TEXT EXCERPT —
+++++
Thanks, Leo. Will do.

What about Troy Conservatory?


----------



## wjs2nd (Aug 30, 2013)

I know Troy does a lot of Neos, but I don't know his success rate. 

All you Neos look great! Mine have already bloomed.


----------



## Susie11 (Aug 31, 2013)

You have a way with Neo's!


----------



## Berthold (Oct 18, 2013)

streetmorrisart said:


> New World has Koyo for $120/growth...same variety, different spelling.




Yes, here it is, a nice healthy plant


----------



## The Mutant (Oct 20, 2013)

Love that first one, k...something. I'm calling it cujo for now.  I would definitely welcome that one in my flat. :smitten:


----------



## Berthold (Oct 24, 2013)

Here my Stimulation but in pink based on Koyo clon


----------



## Berthold (Oct 24, 2013)

I hope this parasite will not throttle the poor Ginko tree :wink:


----------



## SlipperFan (Oct 24, 2013)

*OMG!!!!!!!!!!!!!!!!!!!!!!!!!!!!!!!!!!!!!!!!!!!*


----------



## abax (Oct 24, 2013)
+++++
MATERIAL PROVIDED —
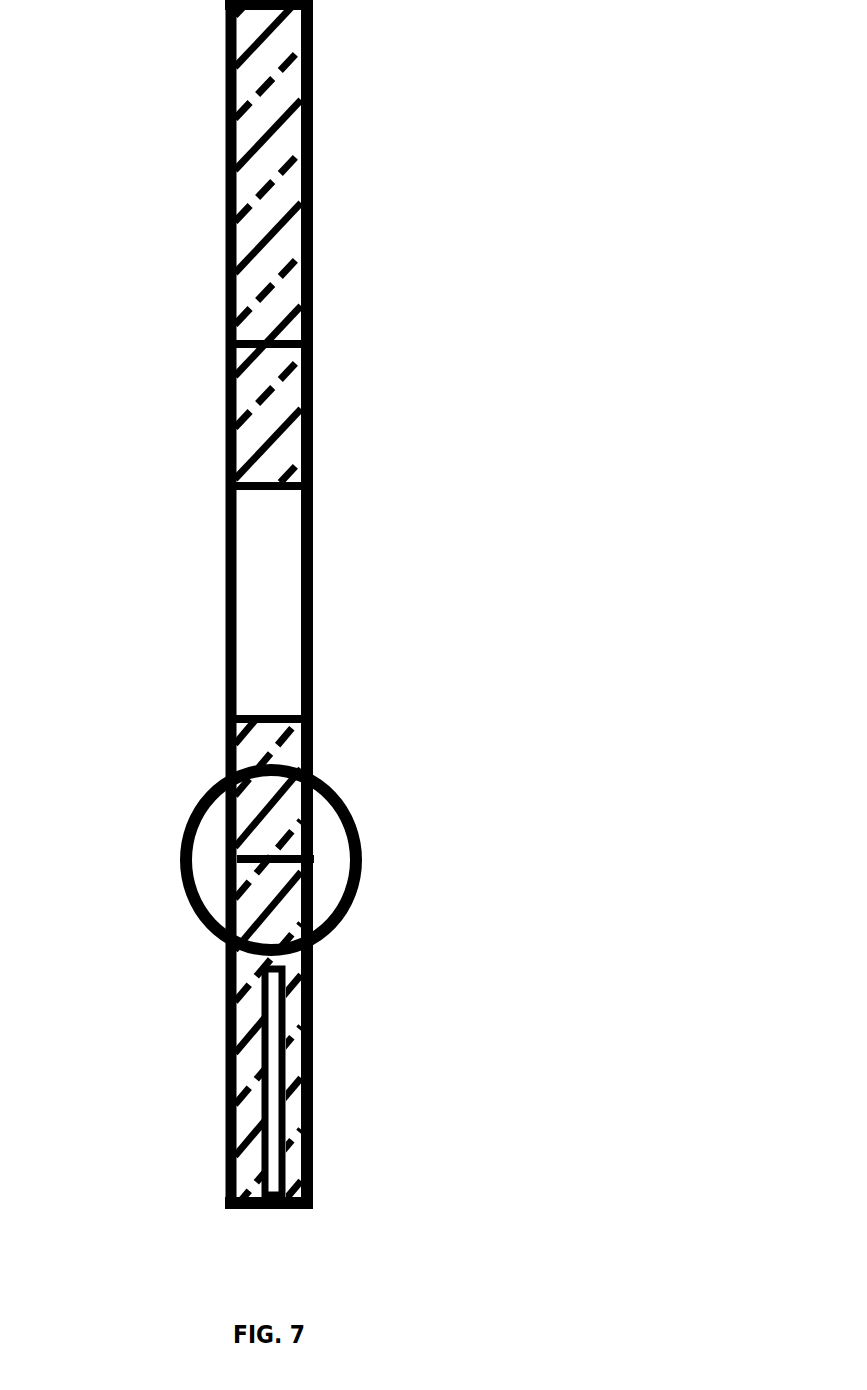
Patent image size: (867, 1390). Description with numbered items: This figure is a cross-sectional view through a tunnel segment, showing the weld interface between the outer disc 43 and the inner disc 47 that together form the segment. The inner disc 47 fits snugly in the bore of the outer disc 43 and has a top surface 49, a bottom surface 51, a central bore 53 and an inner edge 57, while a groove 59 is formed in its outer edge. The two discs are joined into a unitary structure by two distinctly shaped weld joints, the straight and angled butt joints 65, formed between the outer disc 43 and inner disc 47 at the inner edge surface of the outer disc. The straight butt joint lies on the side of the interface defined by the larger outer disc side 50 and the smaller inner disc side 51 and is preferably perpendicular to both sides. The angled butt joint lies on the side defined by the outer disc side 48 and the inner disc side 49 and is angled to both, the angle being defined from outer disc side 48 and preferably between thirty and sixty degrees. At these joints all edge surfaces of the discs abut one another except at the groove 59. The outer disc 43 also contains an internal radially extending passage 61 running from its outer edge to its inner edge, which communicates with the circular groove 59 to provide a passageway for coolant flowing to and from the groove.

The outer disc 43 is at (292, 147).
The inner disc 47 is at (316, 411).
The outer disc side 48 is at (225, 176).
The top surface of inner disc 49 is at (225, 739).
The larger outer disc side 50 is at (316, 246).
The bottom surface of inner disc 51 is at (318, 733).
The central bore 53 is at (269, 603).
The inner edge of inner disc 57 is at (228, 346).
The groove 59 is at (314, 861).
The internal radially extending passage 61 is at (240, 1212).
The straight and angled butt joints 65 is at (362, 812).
+++++
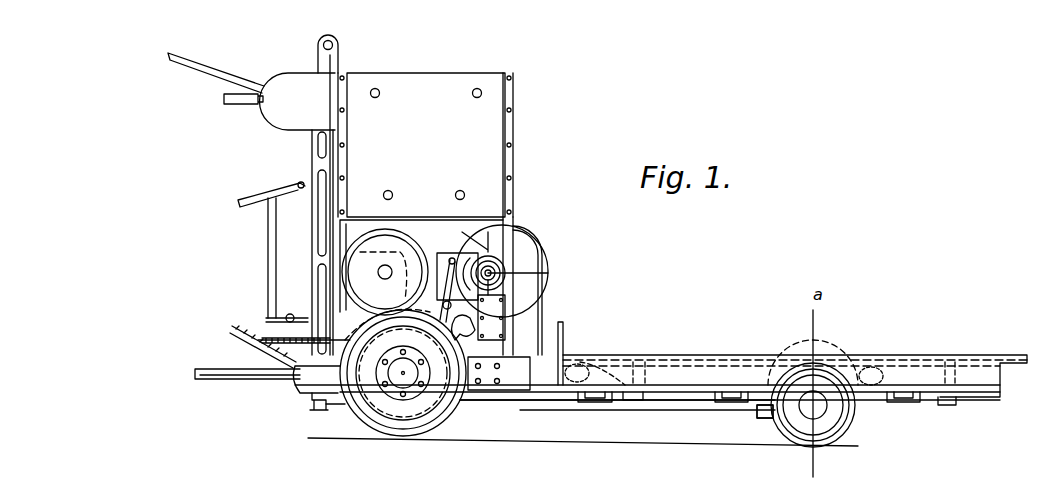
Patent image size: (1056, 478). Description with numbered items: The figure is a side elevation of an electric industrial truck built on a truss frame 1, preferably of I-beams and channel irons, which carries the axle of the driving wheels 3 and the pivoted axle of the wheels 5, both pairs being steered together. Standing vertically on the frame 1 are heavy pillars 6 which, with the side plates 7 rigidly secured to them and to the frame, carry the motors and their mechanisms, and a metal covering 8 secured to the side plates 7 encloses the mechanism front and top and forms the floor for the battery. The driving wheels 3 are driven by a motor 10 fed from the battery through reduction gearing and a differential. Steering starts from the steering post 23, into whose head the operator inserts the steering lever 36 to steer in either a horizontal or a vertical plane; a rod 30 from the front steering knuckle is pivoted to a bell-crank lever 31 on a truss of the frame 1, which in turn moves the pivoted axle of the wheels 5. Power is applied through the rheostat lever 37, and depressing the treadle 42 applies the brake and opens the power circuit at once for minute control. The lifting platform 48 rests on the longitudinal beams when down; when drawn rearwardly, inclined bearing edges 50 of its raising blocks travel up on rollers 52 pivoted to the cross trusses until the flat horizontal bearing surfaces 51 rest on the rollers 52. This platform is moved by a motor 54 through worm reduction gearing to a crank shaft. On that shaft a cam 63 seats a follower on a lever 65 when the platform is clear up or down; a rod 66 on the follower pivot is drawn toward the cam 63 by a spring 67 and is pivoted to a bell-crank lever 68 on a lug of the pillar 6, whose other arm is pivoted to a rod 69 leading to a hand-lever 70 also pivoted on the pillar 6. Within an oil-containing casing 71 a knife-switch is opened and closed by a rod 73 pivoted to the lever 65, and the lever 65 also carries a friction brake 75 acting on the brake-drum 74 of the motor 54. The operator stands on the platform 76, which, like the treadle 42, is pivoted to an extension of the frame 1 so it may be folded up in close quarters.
+++++
TASK DIRECTIONS — Continue the forum thread about Neos from where it stops, picking up with the post from abax.

ANSWER TO THE EXERCISE —
Can you imagine the fragrance wafting around that tree???!!! I think I'd
have to learn how to climb trees and build a platform up there...WOW!


----------



## cnycharles (Oct 26, 2013)

Wow is right


Sent from my iPhone using Tapatalk - now Free


----------



## SlipperFan (Mar 3, 2014)

A quick update.
The pod ripened in a little over 6 months, in case anyone else is thinking about Neo pods. It's now in the hands of a flanking service.


----------



## The Orchid Boy (Mar 3, 2014)

Awesome neo tree!!!!!


----------



## Ozpaph (Mar 3, 2014)

that covered tree is astounding!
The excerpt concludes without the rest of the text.